- **Records to process**:

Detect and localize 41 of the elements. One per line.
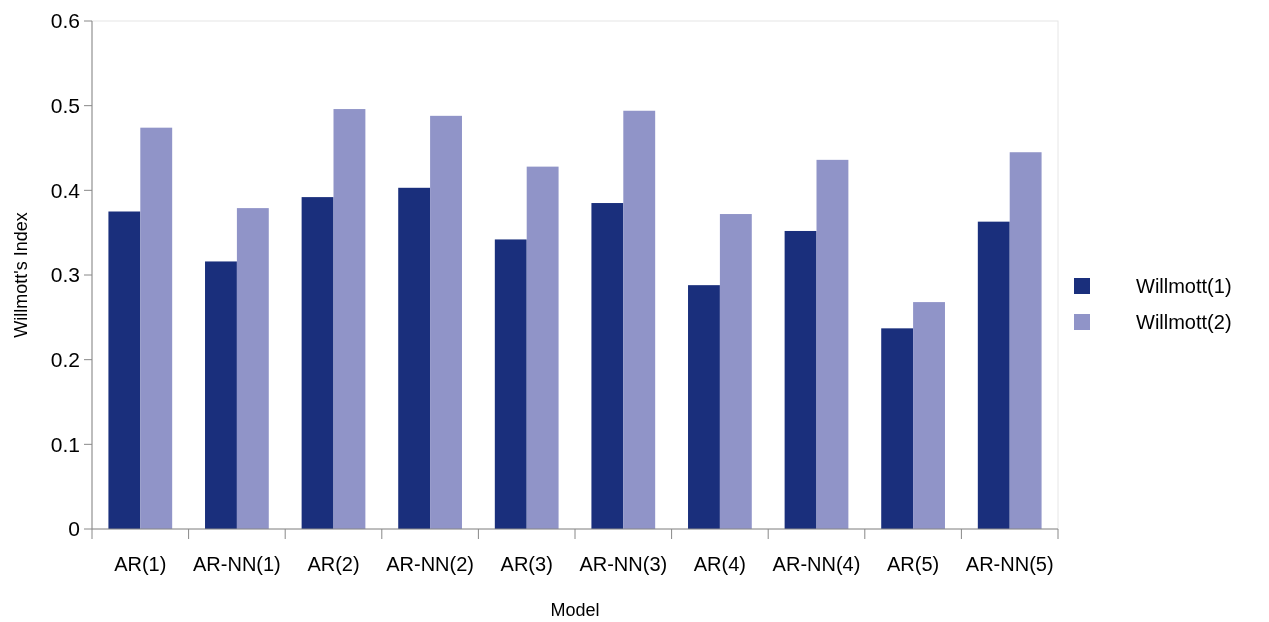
bar (430, 115, 462, 529)
bar (140, 127, 173, 529)
bar (205, 261, 237, 529)
bar (301, 197, 334, 529)
x-tick-label: AR-NN(5) (965, 553, 1054, 575)
bar (333, 109, 366, 529)
x-axis-title: Model (550, 600, 600, 620)
bar (526, 166, 559, 529)
x-tick-label: AR(2) (307, 553, 360, 575)
y-tick-label: 0.5 (50, 94, 80, 118)
y-axis-title: Willmott's Index (11, 212, 31, 338)
bar (494, 239, 527, 529)
y-tick-label: 0.6 (50, 9, 80, 33)
legend-label: Willmott(2) (1136, 311, 1232, 333)
y-tick-label: 0.2 (50, 348, 80, 372)
x-tick-label: AR-NN(1) (193, 553, 281, 575)
bar (591, 203, 624, 529)
x-tick-label: AR(5) (886, 553, 940, 575)
x-tick-label: AR-NN(3) (579, 553, 668, 575)
bar (108, 211, 141, 529)
y-tick-label: 0 (68, 517, 80, 541)
bar (913, 302, 945, 529)
legend-label: Willmott(1) (1136, 275, 1232, 297)
bar (977, 221, 1010, 529)
bar (719, 214, 752, 529)
bar (816, 159, 849, 529)
x-tick-label: AR-NN(4) (772, 553, 861, 575)
bar (236, 208, 269, 529)
y-tick-label: 0.4 (50, 178, 81, 202)
bar (398, 187, 431, 529)
bar (688, 285, 720, 529)
x-tick-label: AR(4) (693, 553, 747, 575)
x-tick-label: AR(1) (114, 553, 167, 575)
x-tick-label: AR-NN(2) (386, 553, 474, 575)
x-tick-label: AR(3) (500, 553, 553, 575)
y-tick-label: 0.1 (50, 432, 80, 456)
bar (1009, 152, 1042, 529)
bar (623, 110, 656, 529)
bar (881, 328, 914, 529)
bar (784, 230, 817, 529)
y-tick-label: 0.3 (50, 263, 80, 287)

- **Work to complete**: Render every one of the lines above as a Markdown table with the columns n and Line, one numbered row per line and no rows for blank lines. Leave the picture out.

- **Written answer**:
| n | Line |
|---|---|
| 1 | Detect and localize 41 of the elements. One per line. |
| 2 | bar (430, 115, 462, 529) |
| 3 | bar (140, 127, 173, 529) |
| 4 | bar (205, 261, 237, 529) |
| 5 | bar (301, 197, 334, 529) |
| 6 | x-tick-label: AR-NN(5) (965, 553, 1054, 575) |
| 7 | bar (333, 109, 366, 529) |
| 8 | x-axis-title: Model (550, 600, 600, 620) |
| 9 | bar (526, 166, 559, 529) |
| 10 | x-tick-label: AR(2) (307, 553, 360, 575) |
| 11 | y-tick-label: 0.5 (50, 94, 80, 118) |
| 12 | y-axis-title: Willmott's Index (11, 212, 31, 338) |
| 13 | bar (494, 239, 527, 529) |
| 14 | y-tick-label: 0.6 (50, 9, 80, 33) |
| 15 | legend-label: Willmott(2) (1136, 311, 1232, 333) |
| 16 | y-tick-label: 0.2 (50, 348, 80, 372) |
| 17 | x-tick-label: AR-NN(1) (193, 553, 281, 575) |
| 18 | bar (591, 203, 624, 529) |
| 19 | x-tick-label: AR(5) (886, 553, 940, 575) |
| 20 | x-tick-label: AR-NN(3) (579, 553, 668, 575) |
| 21 | bar (108, 211, 141, 529) |
| 22 | y-tick-label: 0 (68, 517, 80, 541) |
| 23 | bar (913, 302, 945, 529) |
| 24 | legend-label: Willmott(1) (1136, 275, 1232, 297) |
| 25 | bar (977, 221, 1010, 529) |
| 26 | bar (719, 214, 752, 529) |
| 27 | bar (816, 159, 849, 529) |
| 28 | x-tick-label: AR-NN(4) (772, 553, 861, 575) |
| 29 | bar (236, 208, 269, 529) |
| 30 | y-tick-label: 0.4 (50, 178, 81, 202) |
| 31 | bar (398, 187, 431, 529) |
| 32 | bar (688, 285, 720, 529) |
| 33 | x-tick-label: AR(4) (693, 553, 747, 575) |
| 34 | x-tick-label: AR(1) (114, 553, 167, 575) |
| 35 | x-tick-label: AR-NN(2) (386, 553, 474, 575) |
| 36 | x-tick-label: AR(3) (500, 553, 553, 575) |
| 37 | y-tick-label: 0.1 (50, 432, 80, 456) |
| 38 | bar (1009, 152, 1042, 529) |
| 39 | bar (623, 110, 656, 529) |
| 40 | bar (881, 328, 914, 529) |
| 41 | bar (784, 230, 817, 529) |
| 42 | y-tick-label: 0.3 (50, 263, 80, 287) |